Information provided:
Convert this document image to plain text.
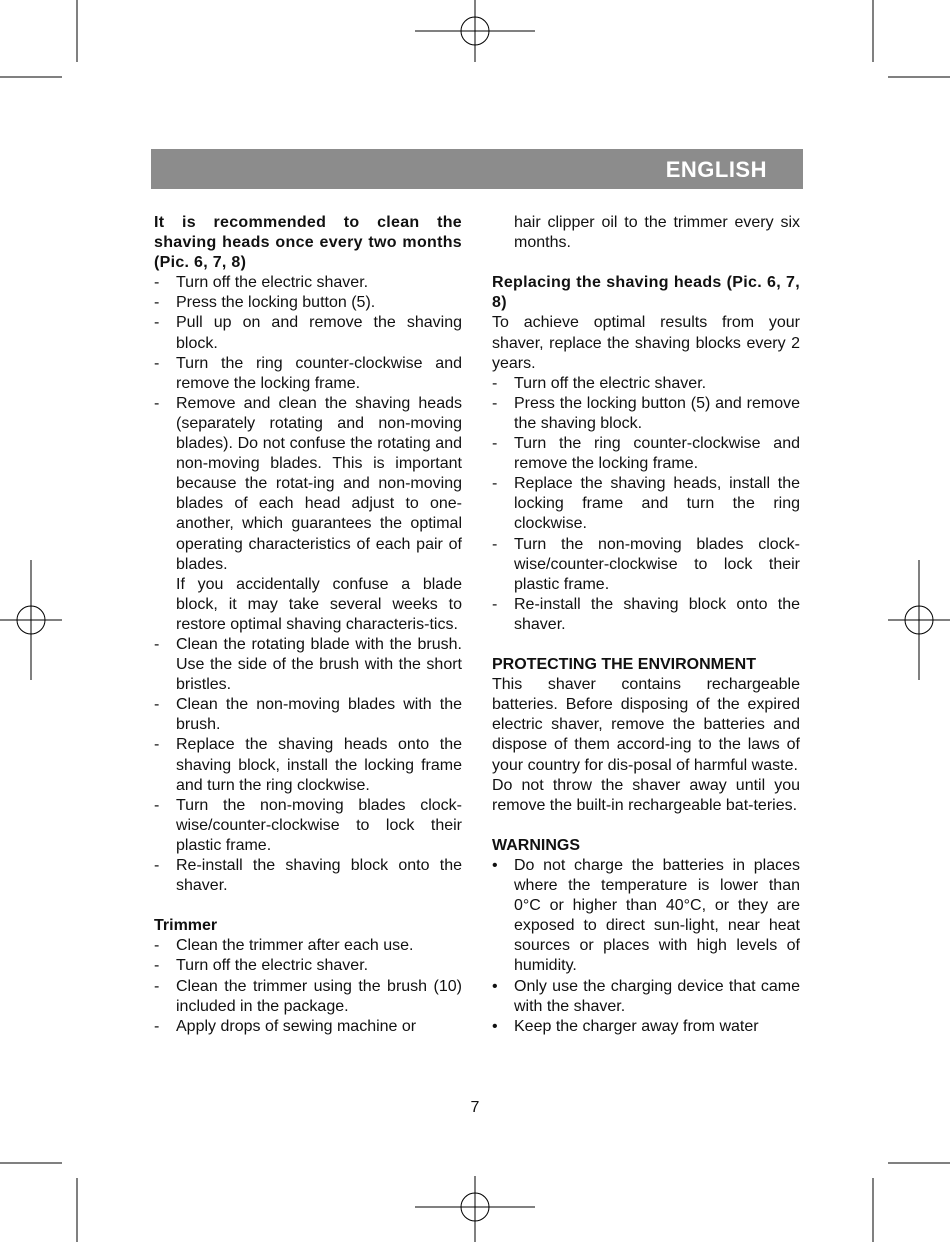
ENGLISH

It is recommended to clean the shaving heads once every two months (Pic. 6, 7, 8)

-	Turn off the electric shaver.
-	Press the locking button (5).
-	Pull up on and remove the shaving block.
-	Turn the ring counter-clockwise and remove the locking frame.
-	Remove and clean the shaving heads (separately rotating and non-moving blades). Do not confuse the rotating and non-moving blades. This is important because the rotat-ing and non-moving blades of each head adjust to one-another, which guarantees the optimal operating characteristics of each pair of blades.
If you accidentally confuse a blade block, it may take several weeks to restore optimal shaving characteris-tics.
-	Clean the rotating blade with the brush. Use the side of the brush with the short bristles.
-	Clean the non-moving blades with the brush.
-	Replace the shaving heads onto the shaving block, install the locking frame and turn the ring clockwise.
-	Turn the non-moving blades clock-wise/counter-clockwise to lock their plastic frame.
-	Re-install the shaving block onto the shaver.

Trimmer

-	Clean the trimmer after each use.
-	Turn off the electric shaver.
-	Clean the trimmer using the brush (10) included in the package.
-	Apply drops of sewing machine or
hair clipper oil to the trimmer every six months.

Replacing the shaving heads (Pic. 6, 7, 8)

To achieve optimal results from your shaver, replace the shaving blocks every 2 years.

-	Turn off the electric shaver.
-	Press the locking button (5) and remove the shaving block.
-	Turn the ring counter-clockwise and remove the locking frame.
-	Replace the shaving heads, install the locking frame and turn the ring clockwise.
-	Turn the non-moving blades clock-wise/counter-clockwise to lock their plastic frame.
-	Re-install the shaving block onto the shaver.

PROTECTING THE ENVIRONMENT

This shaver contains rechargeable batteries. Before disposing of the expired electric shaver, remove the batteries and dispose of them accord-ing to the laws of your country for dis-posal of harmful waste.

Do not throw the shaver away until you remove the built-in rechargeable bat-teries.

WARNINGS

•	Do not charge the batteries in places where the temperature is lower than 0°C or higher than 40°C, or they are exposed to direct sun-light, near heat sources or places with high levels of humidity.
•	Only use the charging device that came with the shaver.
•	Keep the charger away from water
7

Instructions for the task: Scan the material for lines with the word "rechargeable", and copy each line you find.

Output below:
This shaver contains rechargeable batteries. Before disposing of the expired electric shaver, remove the batteries and dispose of them accord-ing to the laws of your country for dis-posal of harmful waste.
Do not throw the shaver away until you remove the built-in rechargeable bat-teries.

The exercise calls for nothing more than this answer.